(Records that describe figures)

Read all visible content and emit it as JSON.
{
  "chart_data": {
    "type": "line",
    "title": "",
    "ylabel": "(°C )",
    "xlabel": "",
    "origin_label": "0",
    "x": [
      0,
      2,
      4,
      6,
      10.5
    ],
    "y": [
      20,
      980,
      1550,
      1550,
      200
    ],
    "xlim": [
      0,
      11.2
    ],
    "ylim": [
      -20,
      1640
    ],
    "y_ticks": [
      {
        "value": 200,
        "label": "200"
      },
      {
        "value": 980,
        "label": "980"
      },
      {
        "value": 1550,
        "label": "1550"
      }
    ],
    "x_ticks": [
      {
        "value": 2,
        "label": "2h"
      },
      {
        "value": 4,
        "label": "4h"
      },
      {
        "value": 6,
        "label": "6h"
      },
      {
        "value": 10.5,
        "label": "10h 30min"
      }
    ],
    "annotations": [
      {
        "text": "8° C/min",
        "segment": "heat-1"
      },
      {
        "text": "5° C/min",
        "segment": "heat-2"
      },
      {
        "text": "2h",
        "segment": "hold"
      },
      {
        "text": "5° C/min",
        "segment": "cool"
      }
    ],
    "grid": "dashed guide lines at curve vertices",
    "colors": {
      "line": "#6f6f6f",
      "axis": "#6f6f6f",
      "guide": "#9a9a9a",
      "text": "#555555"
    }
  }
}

■ Task directions:
Retype the data exactly as given.

■ Correct answer:
Read all visible content and emit it as JSON.
{
  "chart_data": {
    "type": "line",
    "title": "",
    "ylabel": "(°C )",
    "xlabel": "",
    "origin_label": "0",
    "x": [
      0,
      2,
      4,
      6,
      10.5
    ],
    "y": [
      20,
      980,
      1550,
      1550,
      200
    ],
    "xlim": [
      0,
      11.2
    ],
    "ylim": [
      -20,
      1640
    ],
    "y_ticks": [
      {
        "value": 200,
        "label": "200"
      },
      {
        "value": 980,
        "label": "980"
      },
      {
        "value": 1550,
        "label": "1550"
      }
    ],
    "x_ticks": [
      {
        "value": 2,
        "label": "2h"
      },
      {
        "value": 4,
        "label": "4h"
      },
      {
        "value": 6,
        "label": "6h"
      },
      {
        "value": 10.5,
        "label": "10h 30min"
      }
    ],
    "annotations": [
      {
        "text": "8° C/min",
        "segment": "heat-1"
      },
      {
        "text": "5° C/min",
        "segment": "heat-2"
      },
      {
        "text": "2h",
        "segment": "hold"
      },
      {
        "text": "5° C/min",
        "segment": "cool"
      }
    ],
    "grid": "dashed guide lines at curve vertices",
    "colors": {
      "line": "#6f6f6f",
      "axis": "#6f6f6f",
      "guide": "#9a9a9a",
      "text": "#555555"
    }
  }
}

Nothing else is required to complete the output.